> **WHAT TO WORK ON**
Filter this material down to the lines that hold "durante", copying each one.

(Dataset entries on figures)
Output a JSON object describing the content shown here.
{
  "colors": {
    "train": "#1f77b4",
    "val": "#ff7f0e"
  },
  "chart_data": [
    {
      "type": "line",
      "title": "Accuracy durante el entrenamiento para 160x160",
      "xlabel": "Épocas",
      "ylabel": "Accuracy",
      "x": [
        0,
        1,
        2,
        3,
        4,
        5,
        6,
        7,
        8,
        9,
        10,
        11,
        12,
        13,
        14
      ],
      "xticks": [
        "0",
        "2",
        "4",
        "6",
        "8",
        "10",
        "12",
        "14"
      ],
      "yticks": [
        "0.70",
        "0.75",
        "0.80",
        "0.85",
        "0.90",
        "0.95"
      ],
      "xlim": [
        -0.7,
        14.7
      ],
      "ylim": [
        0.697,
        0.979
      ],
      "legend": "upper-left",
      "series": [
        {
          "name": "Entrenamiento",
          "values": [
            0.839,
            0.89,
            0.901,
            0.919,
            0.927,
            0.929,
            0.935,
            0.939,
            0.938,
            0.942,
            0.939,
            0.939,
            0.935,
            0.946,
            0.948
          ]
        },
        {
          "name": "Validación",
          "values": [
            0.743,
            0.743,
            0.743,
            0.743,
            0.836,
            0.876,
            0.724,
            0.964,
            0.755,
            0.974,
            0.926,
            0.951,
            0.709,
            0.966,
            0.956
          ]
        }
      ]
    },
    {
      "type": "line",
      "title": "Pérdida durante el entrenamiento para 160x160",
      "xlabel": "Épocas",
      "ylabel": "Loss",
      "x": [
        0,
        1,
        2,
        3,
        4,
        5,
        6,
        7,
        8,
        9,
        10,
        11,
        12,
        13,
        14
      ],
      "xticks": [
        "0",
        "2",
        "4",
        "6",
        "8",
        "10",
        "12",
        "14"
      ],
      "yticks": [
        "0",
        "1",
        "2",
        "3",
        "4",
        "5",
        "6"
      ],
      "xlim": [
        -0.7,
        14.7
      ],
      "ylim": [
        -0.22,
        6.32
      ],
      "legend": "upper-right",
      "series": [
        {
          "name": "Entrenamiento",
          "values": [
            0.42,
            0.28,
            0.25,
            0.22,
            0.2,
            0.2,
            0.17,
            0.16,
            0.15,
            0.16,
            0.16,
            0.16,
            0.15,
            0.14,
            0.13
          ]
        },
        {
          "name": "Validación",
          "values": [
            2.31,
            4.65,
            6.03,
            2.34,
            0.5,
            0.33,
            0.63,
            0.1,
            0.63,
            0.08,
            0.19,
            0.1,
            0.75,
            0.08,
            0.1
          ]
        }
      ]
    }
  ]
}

> **FULL SOLUTION**
      "title": "Accuracy durante el entrenamiento para 160x160",
      "title": "Pérdida durante el entrenamiento para 160x160",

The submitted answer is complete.